### TEXTO EXTRAÍDO
Uno de los personajes más importantes de toda la Antigüedad nació en España, en la provincia romana de la Gallaecia, en torno a mediados del siglo IV d. C.
De familia acomodada, respetable, decidió, de
muy joven, poner al servicio de la Iglesia sus grandes dotes intelectuales, su
carisma, y no tardó mucho en acceder al cargo de obispo.
Ilustración perteneciente a la obra El vestido de los antiguos habitantes de las islas británicas, de S.R. Meyrick y C.H. Smith (1815) |
Cuentan que durante un viaje a Burdeos, donde
había sido enviado años atrás para estudiar retórica, entró en contacto con una
secta de corte gnóstico y recibió las enseñanzas de un misterioso mago
procedente de Memphis, la mítica Memphis egipcia, que le reveló los secretos y
arcanos de la tierra de los faraones.
######
### LISTA DE ENTRADAS
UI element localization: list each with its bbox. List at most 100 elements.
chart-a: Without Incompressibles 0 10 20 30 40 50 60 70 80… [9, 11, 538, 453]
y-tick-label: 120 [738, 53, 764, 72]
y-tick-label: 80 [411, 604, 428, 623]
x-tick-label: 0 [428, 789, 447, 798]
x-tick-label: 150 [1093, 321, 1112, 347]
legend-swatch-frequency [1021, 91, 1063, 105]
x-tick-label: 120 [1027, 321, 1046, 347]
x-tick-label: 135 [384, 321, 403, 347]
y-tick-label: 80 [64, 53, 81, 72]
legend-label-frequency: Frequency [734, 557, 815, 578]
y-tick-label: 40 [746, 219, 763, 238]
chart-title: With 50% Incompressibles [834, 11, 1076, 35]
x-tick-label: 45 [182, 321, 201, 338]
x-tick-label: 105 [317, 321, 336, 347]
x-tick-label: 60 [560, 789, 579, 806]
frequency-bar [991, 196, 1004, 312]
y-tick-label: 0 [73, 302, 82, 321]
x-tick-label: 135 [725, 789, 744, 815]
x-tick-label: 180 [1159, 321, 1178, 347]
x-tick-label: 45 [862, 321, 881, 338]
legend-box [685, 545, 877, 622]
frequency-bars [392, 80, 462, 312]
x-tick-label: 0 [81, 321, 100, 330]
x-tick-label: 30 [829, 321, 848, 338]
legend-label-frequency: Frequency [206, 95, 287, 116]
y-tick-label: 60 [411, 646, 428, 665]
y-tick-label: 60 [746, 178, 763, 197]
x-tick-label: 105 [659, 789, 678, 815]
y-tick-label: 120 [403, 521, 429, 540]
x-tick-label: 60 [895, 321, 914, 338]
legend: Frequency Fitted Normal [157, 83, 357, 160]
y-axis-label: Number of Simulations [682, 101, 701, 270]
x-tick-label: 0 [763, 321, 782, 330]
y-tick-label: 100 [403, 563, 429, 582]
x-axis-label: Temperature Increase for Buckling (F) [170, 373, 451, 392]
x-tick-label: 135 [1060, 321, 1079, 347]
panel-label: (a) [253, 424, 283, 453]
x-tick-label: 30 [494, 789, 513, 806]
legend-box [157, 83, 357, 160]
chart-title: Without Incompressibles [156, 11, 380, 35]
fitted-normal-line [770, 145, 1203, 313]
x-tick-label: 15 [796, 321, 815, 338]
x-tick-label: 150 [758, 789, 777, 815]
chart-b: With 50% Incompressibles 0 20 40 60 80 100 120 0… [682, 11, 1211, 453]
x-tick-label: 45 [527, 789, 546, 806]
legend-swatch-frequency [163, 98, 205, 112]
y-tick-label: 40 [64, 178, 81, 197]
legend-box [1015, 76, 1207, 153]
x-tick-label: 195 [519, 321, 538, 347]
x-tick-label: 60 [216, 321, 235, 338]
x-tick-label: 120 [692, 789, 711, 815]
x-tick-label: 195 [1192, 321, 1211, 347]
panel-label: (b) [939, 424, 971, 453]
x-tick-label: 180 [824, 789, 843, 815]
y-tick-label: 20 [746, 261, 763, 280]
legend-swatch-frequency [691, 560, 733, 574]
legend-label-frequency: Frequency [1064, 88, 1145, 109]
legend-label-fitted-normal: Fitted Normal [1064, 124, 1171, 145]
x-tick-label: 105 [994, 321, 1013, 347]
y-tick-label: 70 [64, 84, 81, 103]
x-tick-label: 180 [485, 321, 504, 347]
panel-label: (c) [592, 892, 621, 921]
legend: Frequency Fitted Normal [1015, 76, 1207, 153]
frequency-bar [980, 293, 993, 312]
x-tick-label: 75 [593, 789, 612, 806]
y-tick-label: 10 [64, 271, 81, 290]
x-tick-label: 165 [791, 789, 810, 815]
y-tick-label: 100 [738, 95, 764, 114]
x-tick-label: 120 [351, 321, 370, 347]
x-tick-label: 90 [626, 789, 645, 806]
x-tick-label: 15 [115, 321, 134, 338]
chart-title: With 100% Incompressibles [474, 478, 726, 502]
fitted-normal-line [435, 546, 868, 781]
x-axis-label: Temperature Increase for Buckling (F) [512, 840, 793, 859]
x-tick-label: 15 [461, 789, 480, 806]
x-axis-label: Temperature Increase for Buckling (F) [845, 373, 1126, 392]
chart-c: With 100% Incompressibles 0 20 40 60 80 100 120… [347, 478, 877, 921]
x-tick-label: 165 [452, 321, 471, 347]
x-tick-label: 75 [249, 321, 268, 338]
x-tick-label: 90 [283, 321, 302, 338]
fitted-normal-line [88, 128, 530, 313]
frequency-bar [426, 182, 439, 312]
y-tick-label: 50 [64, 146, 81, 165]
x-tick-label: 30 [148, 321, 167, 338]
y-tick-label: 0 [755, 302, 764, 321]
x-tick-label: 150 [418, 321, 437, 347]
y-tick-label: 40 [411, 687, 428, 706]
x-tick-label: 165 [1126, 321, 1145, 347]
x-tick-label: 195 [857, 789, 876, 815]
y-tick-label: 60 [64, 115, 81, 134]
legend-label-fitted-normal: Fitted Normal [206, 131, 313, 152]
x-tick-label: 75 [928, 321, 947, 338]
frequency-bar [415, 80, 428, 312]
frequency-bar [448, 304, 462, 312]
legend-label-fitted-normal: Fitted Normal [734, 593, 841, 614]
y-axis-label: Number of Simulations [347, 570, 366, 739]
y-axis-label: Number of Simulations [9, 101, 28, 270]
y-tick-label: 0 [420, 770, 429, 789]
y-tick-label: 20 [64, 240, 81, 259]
######
TAREA ESCRITA -> Según el texto extraído, ¿a qué ciudad había sido enviado el personaje años atrás para estudiar retórica? Responde usando solo el texto extraído.

RESULTADO -> Había sido enviado a Burdeos.